Copy out each line that has "JSON" in it.

··· GIVEN DATA

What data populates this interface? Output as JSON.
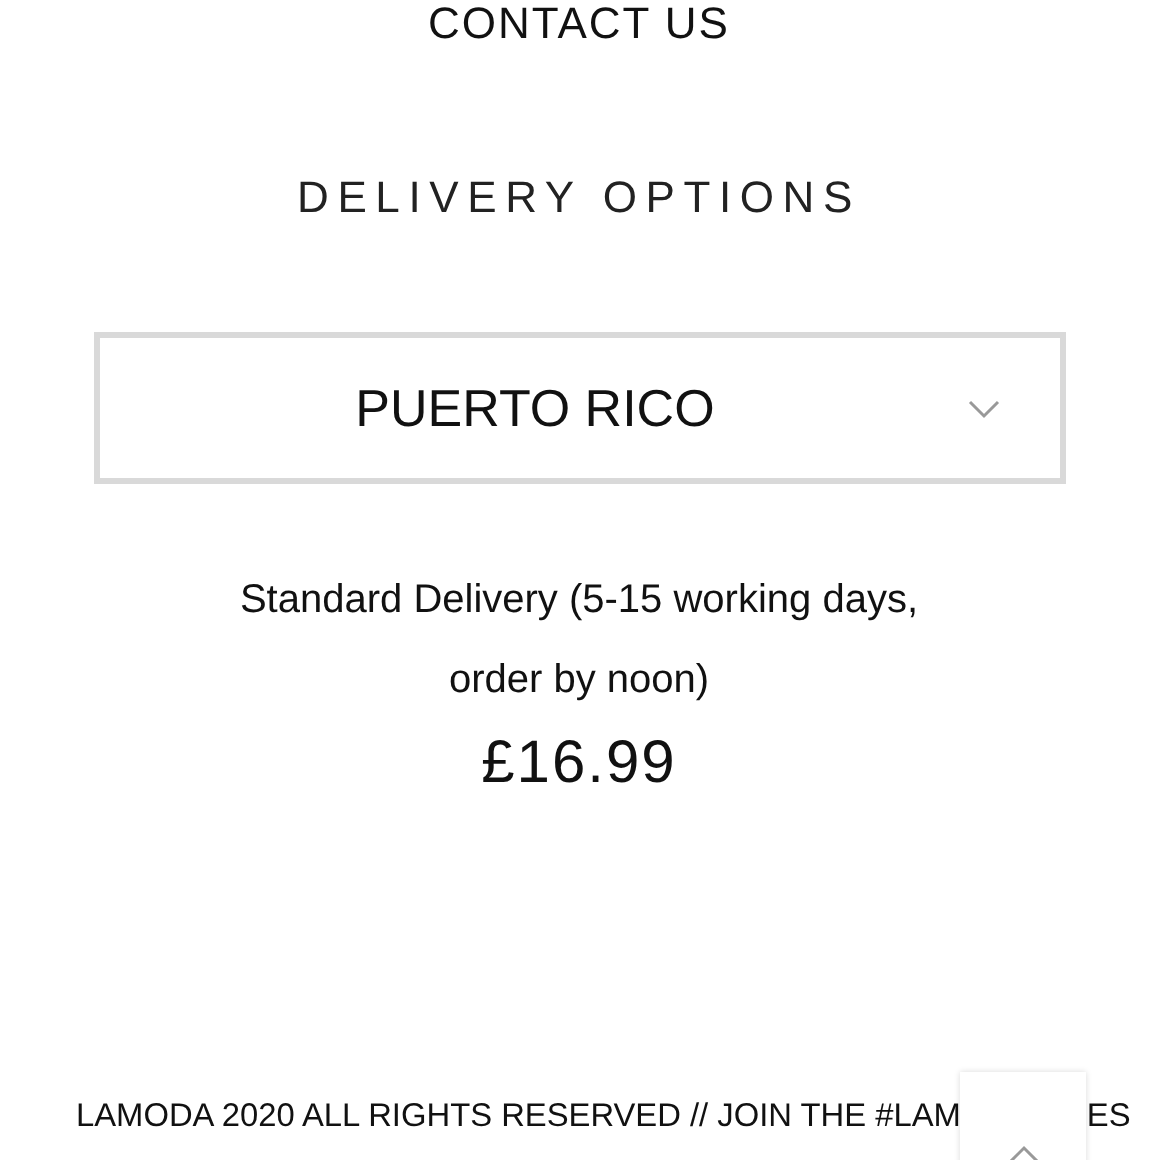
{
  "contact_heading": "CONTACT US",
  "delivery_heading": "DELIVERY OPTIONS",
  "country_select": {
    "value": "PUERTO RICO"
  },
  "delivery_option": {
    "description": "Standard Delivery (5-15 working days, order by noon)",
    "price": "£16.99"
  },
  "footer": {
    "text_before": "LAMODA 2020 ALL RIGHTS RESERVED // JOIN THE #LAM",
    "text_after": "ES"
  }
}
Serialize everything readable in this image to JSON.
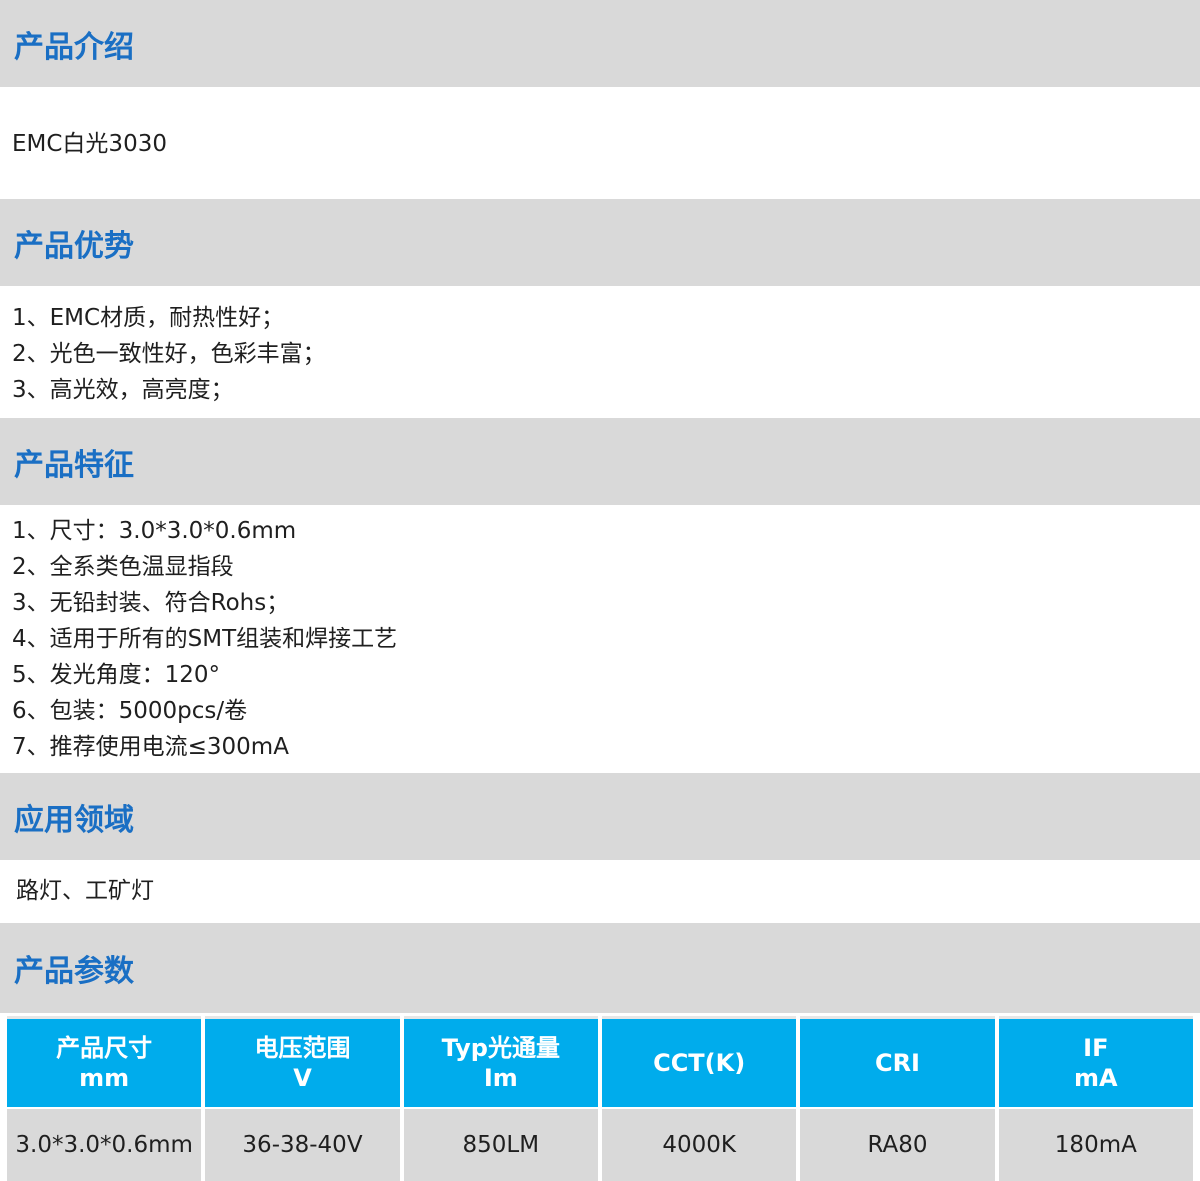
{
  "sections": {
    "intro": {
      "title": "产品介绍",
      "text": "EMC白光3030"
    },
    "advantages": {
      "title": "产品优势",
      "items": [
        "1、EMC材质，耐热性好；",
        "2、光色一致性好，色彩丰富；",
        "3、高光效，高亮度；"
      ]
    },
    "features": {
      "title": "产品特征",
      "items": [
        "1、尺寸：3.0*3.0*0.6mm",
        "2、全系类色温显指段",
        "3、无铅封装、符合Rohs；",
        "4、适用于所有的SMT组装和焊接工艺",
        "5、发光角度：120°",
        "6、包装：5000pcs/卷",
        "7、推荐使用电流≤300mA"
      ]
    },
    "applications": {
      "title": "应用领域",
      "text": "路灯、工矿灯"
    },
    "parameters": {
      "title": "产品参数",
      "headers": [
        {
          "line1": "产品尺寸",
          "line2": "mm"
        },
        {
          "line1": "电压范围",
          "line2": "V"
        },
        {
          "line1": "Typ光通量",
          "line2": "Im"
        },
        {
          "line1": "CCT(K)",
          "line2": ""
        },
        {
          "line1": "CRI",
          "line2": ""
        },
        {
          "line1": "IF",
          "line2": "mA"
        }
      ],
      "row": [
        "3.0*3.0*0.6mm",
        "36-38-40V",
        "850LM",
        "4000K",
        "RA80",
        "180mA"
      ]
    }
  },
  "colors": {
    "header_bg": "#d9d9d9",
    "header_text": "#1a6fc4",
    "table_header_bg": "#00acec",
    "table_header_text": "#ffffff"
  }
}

······

§ **RESPONSE**
What data populates this interface? Output as JSON.
Serialize everything readable in this image to JSON.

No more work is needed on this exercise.